Stored dataset items:
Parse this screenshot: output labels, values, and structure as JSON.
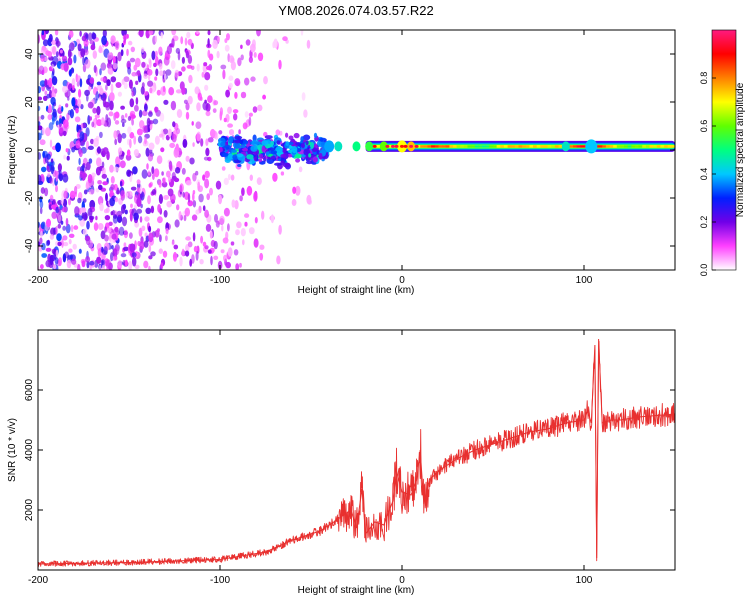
{
  "title": "YM08.2026.074.03.57.R22",
  "chart_data": [
    {
      "type": "heatmap",
      "xlabel": "Height of straight line (km)",
      "ylabel": "Frequency (Hz)",
      "xlim": [
        -200,
        150
      ],
      "ylim": [
        -50,
        50
      ],
      "xticks": [
        -200,
        -100,
        0,
        100
      ],
      "yticks": [
        -40,
        -20,
        0,
        20,
        40
      ],
      "xtick_labels": [
        "-200",
        "-100",
        "0",
        "100"
      ],
      "ytick_labels": [
        "-40",
        "-20",
        "0",
        "20",
        "40"
      ],
      "colorbar": {
        "label": "Normalized spectral amplitude",
        "range": [
          0,
          1
        ],
        "ticks": [
          0.0,
          0.2,
          0.4,
          0.6,
          0.8
        ],
        "tick_labels": [
          "0.0",
          "0.2",
          "0.4",
          "0.6",
          "0.8"
        ],
        "colors": [
          "#ffffff",
          "#ff40ff",
          "#7000e8",
          "#0020ff",
          "#00c8ff",
          "#00ff80",
          "#60ff00",
          "#ffff00",
          "#ff8000",
          "#ff0000",
          "#ff1a80"
        ]
      },
      "features": [
        {
          "name": "scattered noise",
          "x_range": [
            -200,
            -40
          ],
          "freq_range": [
            -50,
            50
          ],
          "amplitude": 0.15
        },
        {
          "name": "onset burst",
          "x_range": [
            -100,
            -40
          ],
          "freq_range": [
            -8,
            8
          ],
          "amplitude": 0.35
        },
        {
          "name": "carrier line",
          "x_range": [
            -20,
            150
          ],
          "center_freq": 1.5,
          "amplitude": 0.9
        }
      ]
    },
    {
      "type": "line",
      "xlabel": "Height of straight line (km)",
      "ylabel": "SNR (10 * v/v)",
      "xlim": [
        -200,
        150
      ],
      "ylim": [
        0,
        8000
      ],
      "xticks": [
        -200,
        -100,
        0,
        100
      ],
      "yticks": [
        2000,
        4000,
        6000
      ],
      "xtick_labels": [
        "-200",
        "-100",
        "0",
        "100"
      ],
      "ytick_labels": [
        "2000",
        "4000",
        "6000"
      ],
      "color": "#e8302f",
      "series": [
        {
          "name": "SNR",
          "x": [
            -200,
            -150,
            -100,
            -75,
            -60,
            -45,
            -35,
            -28,
            -25,
            -22,
            -20,
            -15,
            -10,
            -5,
            -3,
            0,
            5,
            8,
            10,
            12,
            15,
            20,
            30,
            40,
            50,
            60,
            70,
            80,
            90,
            100,
            102,
            104,
            106,
            107,
            108,
            110,
            115,
            120,
            130,
            140,
            150
          ],
          "y": [
            200,
            250,
            350,
            600,
            1000,
            1300,
            1700,
            2000,
            1400,
            2700,
            1200,
            1600,
            1500,
            2300,
            3300,
            2600,
            2500,
            3000,
            4000,
            2200,
            3000,
            3300,
            3700,
            4000,
            4200,
            4400,
            4600,
            4700,
            4900,
            5000,
            5300,
            4900,
            7500,
            400,
            7700,
            4900,
            5000,
            5000,
            5100,
            5150,
            5200
          ]
        }
      ]
    }
  ]
}
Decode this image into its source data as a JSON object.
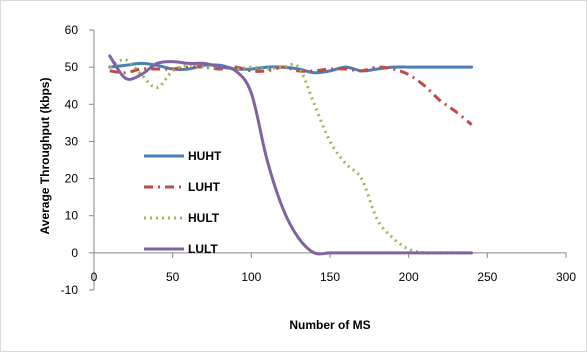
{
  "chart_data": {
    "type": "line",
    "title": "",
    "xlabel": "Number of MS",
    "ylabel": "Average Throughput (kbps)",
    "xlim": [
      0,
      300
    ],
    "ylim": [
      -10,
      60
    ],
    "x_ticks": [
      0,
      50,
      100,
      150,
      200,
      250,
      300
    ],
    "y_ticks": [
      -10,
      0,
      10,
      20,
      30,
      40,
      50,
      60
    ],
    "grid": false,
    "legend_position": "left",
    "series": [
      {
        "name": "HUHT",
        "color": "#4a7ebb",
        "dash": "solid",
        "x": [
          10,
          20,
          30,
          40,
          50,
          60,
          70,
          80,
          90,
          100,
          110,
          120,
          130,
          140,
          150,
          160,
          170,
          180,
          190,
          200,
          210,
          220,
          230,
          240
        ],
        "y": [
          50,
          50.5,
          51,
          50.5,
          49.5,
          49.5,
          50.5,
          50.5,
          49.5,
          49.5,
          50,
          50,
          49.5,
          48.5,
          49,
          50,
          49,
          49.5,
          50,
          50,
          50,
          50,
          50,
          50
        ]
      },
      {
        "name": "LUHT",
        "color": "#be4b48",
        "dash": "dashdot",
        "x": [
          10,
          20,
          30,
          40,
          50,
          60,
          70,
          80,
          90,
          100,
          110,
          120,
          130,
          140,
          150,
          160,
          170,
          180,
          190,
          200,
          210,
          220,
          230,
          240
        ],
        "y": [
          49,
          48.5,
          49.5,
          49.5,
          49.5,
          50,
          50,
          49.5,
          50,
          49,
          49,
          50,
          49,
          49,
          49.5,
          49.5,
          49,
          50,
          49.5,
          48,
          45,
          41,
          38,
          34.5
        ]
      },
      {
        "name": "HULT",
        "color": "#98b954",
        "dash": "dotted",
        "x": [
          10,
          20,
          30,
          40,
          50,
          60,
          70,
          80,
          90,
          100,
          110,
          120,
          130,
          140,
          150,
          160,
          170,
          180,
          190,
          200,
          210,
          220,
          230,
          240
        ],
        "y": [
          50,
          52,
          48,
          44.5,
          49,
          50.5,
          50,
          50,
          49.5,
          50,
          49.5,
          50,
          50,
          40,
          30,
          24,
          20,
          9,
          4,
          1,
          0,
          0,
          0,
          0
        ]
      },
      {
        "name": "LULT",
        "color": "#8064a2",
        "dash": "solid",
        "x": [
          10,
          20,
          30,
          40,
          50,
          60,
          70,
          80,
          90,
          100,
          110,
          120,
          130,
          140,
          150,
          160,
          170,
          180,
          190,
          200,
          210,
          220,
          230,
          240
        ],
        "y": [
          53,
          47,
          48,
          51,
          51.5,
          51,
          51,
          50,
          49,
          43,
          25,
          12,
          4,
          0,
          0,
          0,
          0,
          0,
          0,
          0,
          0,
          0,
          0,
          0
        ]
      }
    ]
  }
}
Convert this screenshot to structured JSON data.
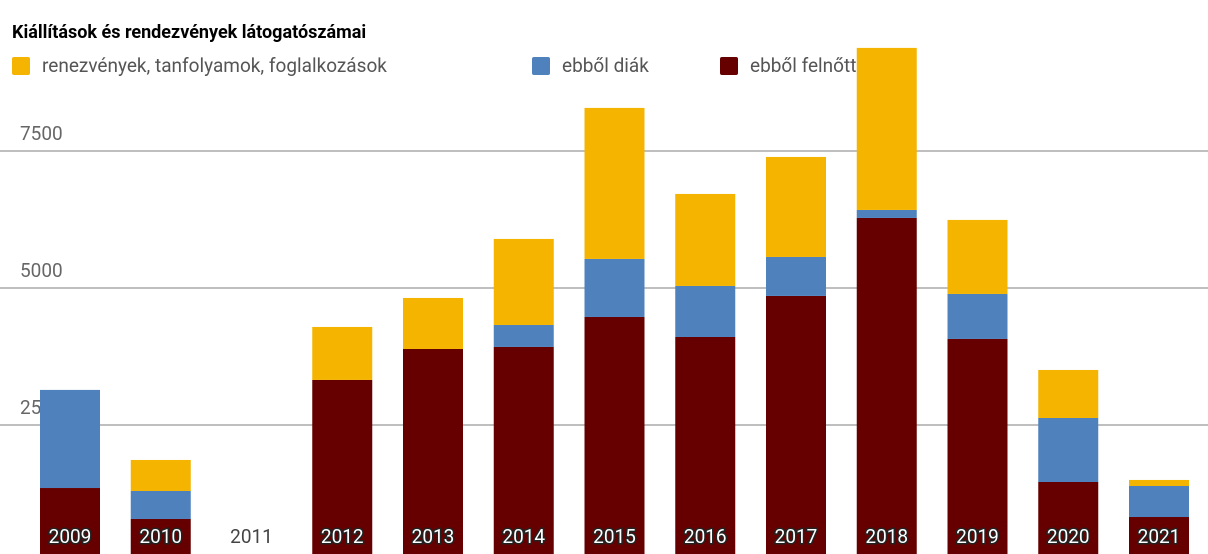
{
  "chart_data": {
    "type": "stacked_bar",
    "title": "Kiállítások és rendezvények látogatószámai",
    "categories": [
      "2009",
      "2010",
      "2011",
      "2012",
      "2013",
      "2014",
      "2015",
      "2016",
      "2017",
      "2018",
      "2019",
      "2020",
      "2021"
    ],
    "series": [
      {
        "name": "ebből felnőtt",
        "color": "#660000",
        "values": [
          1350,
          785,
          0,
          3322,
          3887,
          3924,
          4471,
          4106,
          4855,
          6278,
          4070,
          1460,
          821
        ]
      },
      {
        "name": "ebből diák",
        "color": "#4f81bd",
        "values": [
          1790,
          511,
          0,
          0,
          0,
          401,
          1059,
          931,
          711,
          146,
          821,
          1168,
          566
        ]
      },
      {
        "name": "renezvények, tanfolyamok, foglalkozások",
        "color": "#f4b400",
        "values": [
          0,
          566,
          0,
          967,
          931,
          1570,
          2756,
          1679,
          1825,
          2957,
          1351,
          876,
          110
        ]
      }
    ],
    "ylim": [
      146,
      10255
    ],
    "yticks": [
      2500,
      5000,
      7500
    ],
    "grid": true
  }
}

▸ **TASK DIRECTIONS**
All preceding records should be duplicated verbatim, images excepted.

▸ **WRITTEN SOLUTION**
Parse this screenshot: output labels, values, and structure as JSON.
{
  "title": "YM08.2026.074.03.57.R22",
  "chart_data": [
    {
      "type": "heatmap",
      "xlabel": "Height of straight line (km)",
      "ylabel": "Frequency (Hz)",
      "xlim": [
        -200,
        150
      ],
      "ylim": [
        -50,
        50
      ],
      "xticks": [
        -200,
        -100,
        0,
        100
      ],
      "yticks": [
        -40,
        -20,
        0,
        20,
        40
      ],
      "xtick_labels": [
        "-200",
        "-100",
        "0",
        "100"
      ],
      "ytick_labels": [
        "-40",
        "-20",
        "0",
        "20",
        "40"
      ],
      "colorbar": {
        "label": "Normalized spectral amplitude",
        "range": [
          0,
          1
        ],
        "ticks": [
          0.0,
          0.2,
          0.4,
          0.6,
          0.8
        ],
        "tick_labels": [
          "0.0",
          "0.2",
          "0.4",
          "0.6",
          "0.8"
        ],
        "colors": [
          "#ffffff",
          "#ff40ff",
          "#7000e8",
          "#0020ff",
          "#00c8ff",
          "#00ff80",
          "#60ff00",
          "#ffff00",
          "#ff8000",
          "#ff0000",
          "#ff1a80"
        ]
      },
      "features": [
        {
          "name": "scattered noise",
          "x_range": [
            -200,
            -40
          ],
          "freq_range": [
            -50,
            50
          ],
          "amplitude": 0.15
        },
        {
          "name": "onset burst",
          "x_range": [
            -100,
            -40
          ],
          "freq_range": [
            -8,
            8
          ],
          "amplitude": 0.35
        },
        {
          "name": "carrier line",
          "x_range": [
            -20,
            150
          ],
          "center_freq": 1.5,
          "amplitude": 0.9
        }
      ]
    },
    {
      "type": "line",
      "xlabel": "Height of straight line (km)",
      "ylabel": "SNR (10 * v/v)",
      "xlim": [
        -200,
        150
      ],
      "ylim": [
        0,
        8000
      ],
      "xticks": [
        -200,
        -100,
        0,
        100
      ],
      "yticks": [
        2000,
        4000,
        6000
      ],
      "xtick_labels": [
        "-200",
        "-100",
        "0",
        "100"
      ],
      "ytick_labels": [
        "2000",
        "4000",
        "6000"
      ],
      "color": "#e8302f",
      "series": [
        {
          "name": "SNR",
          "x": [
            -200,
            -150,
            -100,
            -75,
            -60,
            -45,
            -35,
            -28,
            -25,
            -22,
            -20,
            -15,
            -10,
            -5,
            -3,
            0,
            5,
            8,
            10,
            12,
            15,
            20,
            30,
            40,
            50,
            60,
            70,
            80,
            90,
            100,
            102,
            104,
            106,
            107,
            108,
            110,
            115,
            120,
            130,
            140,
            150
          ],
          "y": [
            200,
            250,
            350,
            600,
            1000,
            1300,
            1700,
            2000,
            1400,
            2700,
            1200,
            1600,
            1500,
            2300,
            3300,
            2600,
            2500,
            3000,
            4000,
            2200,
            3000,
            3300,
            3700,
            4000,
            4200,
            4400,
            4600,
            4700,
            4900,
            5000,
            5300,
            4900,
            7500,
            400,
            7700,
            4900,
            5000,
            5000,
            5100,
            5150,
            5200
          ]
        }
      ]
    }
  ]
}
Decode this image into its source data as a JSON object.
{
  "chart_data": {
    "type": "line",
    "title": "",
    "xlabel": "Number of MS",
    "ylabel": "Average Throughput (kbps)",
    "xlim": [
      0,
      300
    ],
    "ylim": [
      -10,
      60
    ],
    "x_ticks": [
      0,
      50,
      100,
      150,
      200,
      250,
      300
    ],
    "y_ticks": [
      -10,
      0,
      10,
      20,
      30,
      40,
      50,
      60
    ],
    "grid": false,
    "legend_position": "left",
    "series": [
      {
        "name": "HUHT",
        "color": "#4a7ebb",
        "dash": "solid",
        "x": [
          10,
          20,
          30,
          40,
          50,
          60,
          70,
          80,
          90,
          100,
          110,
          120,
          130,
          140,
          150,
          160,
          170,
          180,
          190,
          200,
          210,
          220,
          230,
          240
        ],
        "y": [
          50,
          50.5,
          51,
          50.5,
          49.5,
          49.5,
          50.5,
          50.5,
          49.5,
          49.5,
          50,
          50,
          49.5,
          48.5,
          49,
          50,
          49,
          49.5,
          50,
          50,
          50,
          50,
          50,
          50
        ]
      },
      {
        "name": "LUHT",
        "color": "#be4b48",
        "dash": "dashdot",
        "x": [
          10,
          20,
          30,
          40,
          50,
          60,
          70,
          80,
          90,
          100,
          110,
          120,
          130,
          140,
          150,
          160,
          170,
          180,
          190,
          200,
          210,
          220,
          230,
          240
        ],
        "y": [
          49,
          48.5,
          49.5,
          49.5,
          49.5,
          50,
          50,
          49.5,
          50,
          49,
          49,
          50,
          49,
          49,
          49.5,
          49.5,
          49,
          50,
          49.5,
          48,
          45,
          41,
          38,
          34.5
        ]
      },
      {
        "name": "HULT",
        "color": "#98b954",
        "dash": "dotted",
        "x": [
          10,
          20,
          30,
          40,
          50,
          60,
          70,
          80,
          90,
          100,
          110,
          120,
          130,
          140,
          150,
          160,
          170,
          180,
          190,
          200,
          210,
          220,
          230,
          240
        ],
        "y": [
          50,
          52,
          48,
          44.5,
          49,
          50.5,
          50,
          50,
          49.5,
          50,
          49.5,
          50,
          50,
          40,
          30,
          24,
          20,
          9,
          4,
          1,
          0,
          0,
          0,
          0
        ]
      },
      {
        "name": "LULT",
        "color": "#8064a2",
        "dash": "solid",
        "x": [
          10,
          20,
          30,
          40,
          50,
          60,
          70,
          80,
          90,
          100,
          110,
          120,
          130,
          140,
          150,
          160,
          170,
          180,
          190,
          200,
          210,
          220,
          230,
          240
        ],
        "y": [
          53,
          47,
          48,
          51,
          51.5,
          51,
          51,
          50,
          49,
          43,
          25,
          12,
          4,
          0,
          0,
          0,
          0,
          0,
          0,
          0,
          0,
          0,
          0,
          0
        ]
      }
    ]
  }
}
Convert this screenshot to structured JSON data.
{
  "chart_data": {
    "type": "stacked_bar",
    "title": "Kiállítások és rendezvények látogatószámai",
    "categories": [
      "2009",
      "2010",
      "2011",
      "2012",
      "2013",
      "2014",
      "2015",
      "2016",
      "2017",
      "2018",
      "2019",
      "2020",
      "2021"
    ],
    "series": [
      {
        "name": "ebből felnőtt",
        "color": "#660000",
        "values": [
          1350,
          785,
          0,
          3322,
          3887,
          3924,
          4471,
          4106,
          4855,
          6278,
          4070,
          1460,
          821
        ]
      },
      {
        "name": "ebből diák",
        "color": "#4f81bd",
        "values": [
          1790,
          511,
          0,
          0,
          0,
          401,
          1059,
          931,
          711,
          146,
          821,
          1168,
          566
        ]
      },
      {
        "name": "renezvények, tanfolyamok, foglalkozások",
        "color": "#f4b400",
        "values": [
          0,
          566,
          0,
          967,
          931,
          1570,
          2756,
          1679,
          1825,
          2957,
          1351,
          876,
          110
        ]
      }
    ],
    "ylim": [
      146,
      10255
    ],
    "yticks": [
      2500,
      5000,
      7500
    ],
    "grid": true
  }
}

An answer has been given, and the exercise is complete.